The records should be repeated word for word, pictures excluded.

Records supplied
↓

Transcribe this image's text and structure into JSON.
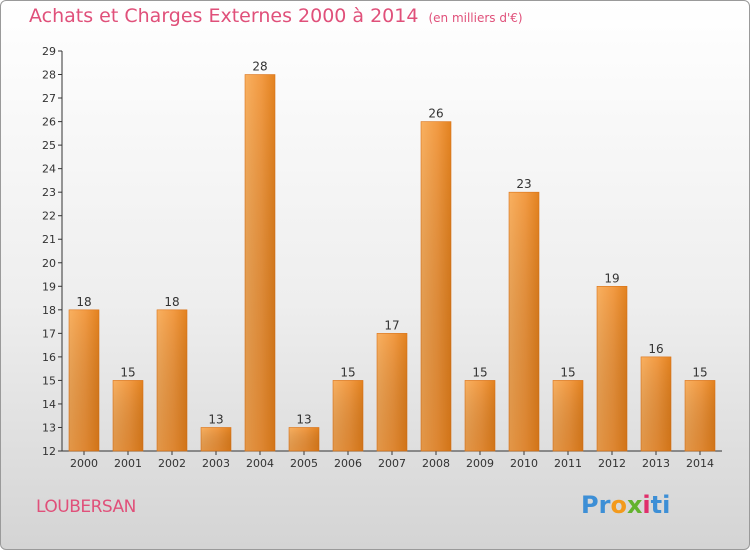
{
  "header": {
    "title": "Achats et Charges Externes 2000 à 2014",
    "unit": "(en milliers d'€)"
  },
  "footer": {
    "commune": "LOUBERSAN",
    "logo_text": [
      "Pr",
      "o",
      "x",
      "i",
      "ti"
    ]
  },
  "colors": {
    "title": "#e0507a",
    "bar_light": "#f7a24d",
    "bar_dark": "#e07818",
    "axis": "#333333"
  },
  "chart_data": {
    "type": "bar",
    "title": "Achats et Charges Externes 2000 à 2014",
    "subtitle": "(en milliers d'€)",
    "categories": [
      "2000",
      "2001",
      "2002",
      "2003",
      "2004",
      "2005",
      "2006",
      "2007",
      "2008",
      "2009",
      "2010",
      "2011",
      "2012",
      "2013",
      "2014"
    ],
    "values": [
      18,
      15,
      18,
      13,
      28,
      13,
      15,
      17,
      26,
      15,
      23,
      15,
      19,
      16,
      15
    ],
    "ylim": [
      12,
      29
    ],
    "yticks": [
      12,
      13,
      14,
      15,
      16,
      17,
      18,
      19,
      20,
      21,
      22,
      23,
      24,
      25,
      26,
      27,
      28,
      29
    ],
    "grid": false,
    "legend": "none"
  }
}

↑

Exercise result
Transcribe this image's text and structure into JSON.
{
  "header": {
    "title": "Achats et Charges Externes 2000 à 2014",
    "unit": "(en milliers d'€)"
  },
  "footer": {
    "commune": "LOUBERSAN",
    "logo_text": [
      "Pr",
      "o",
      "x",
      "i",
      "ti"
    ]
  },
  "colors": {
    "title": "#e0507a",
    "bar_light": "#f7a24d",
    "bar_dark": "#e07818",
    "axis": "#333333"
  },
  "chart_data": {
    "type": "bar",
    "title": "Achats et Charges Externes 2000 à 2014",
    "subtitle": "(en milliers d'€)",
    "categories": [
      "2000",
      "2001",
      "2002",
      "2003",
      "2004",
      "2005",
      "2006",
      "2007",
      "2008",
      "2009",
      "2010",
      "2011",
      "2012",
      "2013",
      "2014"
    ],
    "values": [
      18,
      15,
      18,
      13,
      28,
      13,
      15,
      17,
      26,
      15,
      23,
      15,
      19,
      16,
      15
    ],
    "ylim": [
      12,
      29
    ],
    "yticks": [
      12,
      13,
      14,
      15,
      16,
      17,
      18,
      19,
      20,
      21,
      22,
      23,
      24,
      25,
      26,
      27,
      28,
      29
    ],
    "grid": false,
    "legend": "none"
  }
}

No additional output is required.